Report the count of lines below that include "Water", without any other text.

>> begin

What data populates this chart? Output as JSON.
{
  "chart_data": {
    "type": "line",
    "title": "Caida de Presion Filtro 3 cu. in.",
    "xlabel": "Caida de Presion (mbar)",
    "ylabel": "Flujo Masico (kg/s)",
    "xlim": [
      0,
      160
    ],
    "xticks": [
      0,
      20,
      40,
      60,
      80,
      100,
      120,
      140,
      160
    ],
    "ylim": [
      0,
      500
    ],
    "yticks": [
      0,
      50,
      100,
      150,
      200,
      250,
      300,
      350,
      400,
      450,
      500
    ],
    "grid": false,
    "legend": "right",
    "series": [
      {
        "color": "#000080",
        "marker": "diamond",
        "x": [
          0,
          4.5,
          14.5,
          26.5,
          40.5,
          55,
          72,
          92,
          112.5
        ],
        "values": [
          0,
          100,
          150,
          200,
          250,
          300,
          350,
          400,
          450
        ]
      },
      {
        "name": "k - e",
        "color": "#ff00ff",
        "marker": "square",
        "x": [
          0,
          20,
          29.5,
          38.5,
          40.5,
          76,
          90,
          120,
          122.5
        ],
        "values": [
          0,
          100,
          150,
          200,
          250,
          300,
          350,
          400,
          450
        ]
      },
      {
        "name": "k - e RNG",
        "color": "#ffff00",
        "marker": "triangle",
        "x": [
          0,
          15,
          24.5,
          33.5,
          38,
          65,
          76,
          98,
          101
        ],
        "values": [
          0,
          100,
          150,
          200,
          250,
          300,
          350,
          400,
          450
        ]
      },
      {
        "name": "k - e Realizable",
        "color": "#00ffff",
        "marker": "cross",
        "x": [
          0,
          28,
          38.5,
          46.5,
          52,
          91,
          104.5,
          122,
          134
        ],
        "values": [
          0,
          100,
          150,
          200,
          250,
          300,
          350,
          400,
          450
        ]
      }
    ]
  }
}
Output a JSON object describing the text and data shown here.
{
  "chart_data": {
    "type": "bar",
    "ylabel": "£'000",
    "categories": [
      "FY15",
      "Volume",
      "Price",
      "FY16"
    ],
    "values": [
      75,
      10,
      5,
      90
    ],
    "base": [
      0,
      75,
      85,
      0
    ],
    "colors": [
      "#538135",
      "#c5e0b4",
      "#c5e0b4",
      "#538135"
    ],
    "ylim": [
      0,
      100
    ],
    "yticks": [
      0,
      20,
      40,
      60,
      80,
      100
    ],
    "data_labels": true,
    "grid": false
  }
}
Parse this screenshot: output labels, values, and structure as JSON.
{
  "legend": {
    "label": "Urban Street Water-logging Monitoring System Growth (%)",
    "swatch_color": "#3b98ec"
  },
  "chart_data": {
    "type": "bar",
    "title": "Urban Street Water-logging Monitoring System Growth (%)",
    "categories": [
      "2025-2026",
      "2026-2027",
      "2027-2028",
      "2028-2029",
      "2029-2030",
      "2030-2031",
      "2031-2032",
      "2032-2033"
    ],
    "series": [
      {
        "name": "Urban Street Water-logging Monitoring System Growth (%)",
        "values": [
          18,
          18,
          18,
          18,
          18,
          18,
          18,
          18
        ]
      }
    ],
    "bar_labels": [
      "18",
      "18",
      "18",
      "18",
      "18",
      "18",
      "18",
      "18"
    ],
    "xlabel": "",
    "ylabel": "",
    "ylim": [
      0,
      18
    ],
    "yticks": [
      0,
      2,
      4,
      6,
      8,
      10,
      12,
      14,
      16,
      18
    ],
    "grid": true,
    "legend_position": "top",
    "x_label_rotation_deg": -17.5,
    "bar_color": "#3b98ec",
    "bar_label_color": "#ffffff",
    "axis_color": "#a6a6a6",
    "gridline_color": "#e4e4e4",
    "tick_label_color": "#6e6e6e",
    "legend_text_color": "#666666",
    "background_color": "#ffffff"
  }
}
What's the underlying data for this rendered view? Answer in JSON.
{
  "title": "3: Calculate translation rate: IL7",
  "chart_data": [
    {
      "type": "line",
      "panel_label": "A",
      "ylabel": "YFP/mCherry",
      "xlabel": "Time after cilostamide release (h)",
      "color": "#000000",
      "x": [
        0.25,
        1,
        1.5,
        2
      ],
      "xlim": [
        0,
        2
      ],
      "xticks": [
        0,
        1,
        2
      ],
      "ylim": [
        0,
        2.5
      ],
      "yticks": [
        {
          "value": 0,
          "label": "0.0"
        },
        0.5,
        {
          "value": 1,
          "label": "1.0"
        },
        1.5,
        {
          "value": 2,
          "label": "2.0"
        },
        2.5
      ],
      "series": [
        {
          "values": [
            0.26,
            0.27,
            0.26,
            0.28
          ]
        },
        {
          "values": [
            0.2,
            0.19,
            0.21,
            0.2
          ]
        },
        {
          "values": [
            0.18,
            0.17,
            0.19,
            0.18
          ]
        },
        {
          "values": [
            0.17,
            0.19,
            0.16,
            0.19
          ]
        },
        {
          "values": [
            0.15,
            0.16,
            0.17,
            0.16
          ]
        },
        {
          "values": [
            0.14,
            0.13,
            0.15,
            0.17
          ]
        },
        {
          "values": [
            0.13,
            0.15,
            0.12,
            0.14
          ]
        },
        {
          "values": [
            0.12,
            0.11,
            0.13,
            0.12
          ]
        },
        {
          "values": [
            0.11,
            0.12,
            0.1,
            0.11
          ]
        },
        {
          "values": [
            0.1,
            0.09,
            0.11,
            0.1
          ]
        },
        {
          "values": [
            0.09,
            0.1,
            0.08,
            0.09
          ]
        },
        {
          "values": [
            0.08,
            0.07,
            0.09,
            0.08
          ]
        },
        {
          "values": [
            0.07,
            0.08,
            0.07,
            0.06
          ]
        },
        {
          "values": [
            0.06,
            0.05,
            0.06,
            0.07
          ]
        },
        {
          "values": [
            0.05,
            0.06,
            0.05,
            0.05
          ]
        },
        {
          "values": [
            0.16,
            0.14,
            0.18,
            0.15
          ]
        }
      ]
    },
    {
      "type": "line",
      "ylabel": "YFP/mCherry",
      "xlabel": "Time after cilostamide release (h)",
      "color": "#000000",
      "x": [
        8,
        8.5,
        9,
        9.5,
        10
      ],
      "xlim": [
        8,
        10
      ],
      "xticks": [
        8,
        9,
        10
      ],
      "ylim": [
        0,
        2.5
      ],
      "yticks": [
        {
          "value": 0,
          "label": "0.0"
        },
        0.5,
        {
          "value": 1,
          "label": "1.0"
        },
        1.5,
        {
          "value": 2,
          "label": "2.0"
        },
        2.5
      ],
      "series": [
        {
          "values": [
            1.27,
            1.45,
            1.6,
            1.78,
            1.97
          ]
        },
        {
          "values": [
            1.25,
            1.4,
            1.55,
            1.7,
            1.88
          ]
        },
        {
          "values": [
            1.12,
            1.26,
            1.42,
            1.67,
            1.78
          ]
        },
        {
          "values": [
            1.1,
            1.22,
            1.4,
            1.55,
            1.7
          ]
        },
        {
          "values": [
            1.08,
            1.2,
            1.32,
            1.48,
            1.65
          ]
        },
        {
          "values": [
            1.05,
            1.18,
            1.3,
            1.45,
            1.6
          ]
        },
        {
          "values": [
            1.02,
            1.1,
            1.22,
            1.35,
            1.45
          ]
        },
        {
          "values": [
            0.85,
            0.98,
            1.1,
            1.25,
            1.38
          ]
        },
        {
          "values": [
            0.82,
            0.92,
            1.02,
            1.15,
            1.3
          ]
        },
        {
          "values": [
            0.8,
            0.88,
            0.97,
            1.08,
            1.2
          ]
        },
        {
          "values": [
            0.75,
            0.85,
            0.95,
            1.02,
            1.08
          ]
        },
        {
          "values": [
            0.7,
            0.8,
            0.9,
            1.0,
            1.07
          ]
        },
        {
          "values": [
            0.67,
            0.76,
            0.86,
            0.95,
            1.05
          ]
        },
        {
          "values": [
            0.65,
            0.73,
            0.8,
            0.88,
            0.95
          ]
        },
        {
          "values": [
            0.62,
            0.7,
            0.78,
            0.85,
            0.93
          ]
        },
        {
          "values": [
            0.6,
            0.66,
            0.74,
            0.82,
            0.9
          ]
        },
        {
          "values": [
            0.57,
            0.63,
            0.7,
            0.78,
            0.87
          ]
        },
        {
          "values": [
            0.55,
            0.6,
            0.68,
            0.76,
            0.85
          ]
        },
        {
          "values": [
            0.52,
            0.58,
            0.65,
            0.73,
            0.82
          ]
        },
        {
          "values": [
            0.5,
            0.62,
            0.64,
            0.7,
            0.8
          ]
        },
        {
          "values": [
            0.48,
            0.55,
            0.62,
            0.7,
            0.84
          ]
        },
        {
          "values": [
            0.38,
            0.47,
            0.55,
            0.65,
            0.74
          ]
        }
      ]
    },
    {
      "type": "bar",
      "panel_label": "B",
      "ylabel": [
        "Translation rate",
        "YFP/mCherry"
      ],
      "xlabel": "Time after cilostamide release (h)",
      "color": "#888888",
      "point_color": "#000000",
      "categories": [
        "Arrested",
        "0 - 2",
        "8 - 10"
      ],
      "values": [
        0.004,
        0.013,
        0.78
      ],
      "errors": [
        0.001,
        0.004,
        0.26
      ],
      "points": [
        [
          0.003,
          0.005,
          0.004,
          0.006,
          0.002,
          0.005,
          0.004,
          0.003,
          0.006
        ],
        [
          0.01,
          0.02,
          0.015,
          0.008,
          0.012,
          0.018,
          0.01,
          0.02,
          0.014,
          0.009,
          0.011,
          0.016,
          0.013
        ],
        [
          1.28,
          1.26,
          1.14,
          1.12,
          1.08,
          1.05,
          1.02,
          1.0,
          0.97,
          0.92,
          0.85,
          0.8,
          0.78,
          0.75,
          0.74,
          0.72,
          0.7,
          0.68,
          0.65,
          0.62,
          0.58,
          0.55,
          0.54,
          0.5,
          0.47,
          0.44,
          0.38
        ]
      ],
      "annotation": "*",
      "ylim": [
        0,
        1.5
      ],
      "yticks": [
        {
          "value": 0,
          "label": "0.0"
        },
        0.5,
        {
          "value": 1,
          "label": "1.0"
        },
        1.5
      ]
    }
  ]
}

>> end

COMPLETE RESPONSE: 3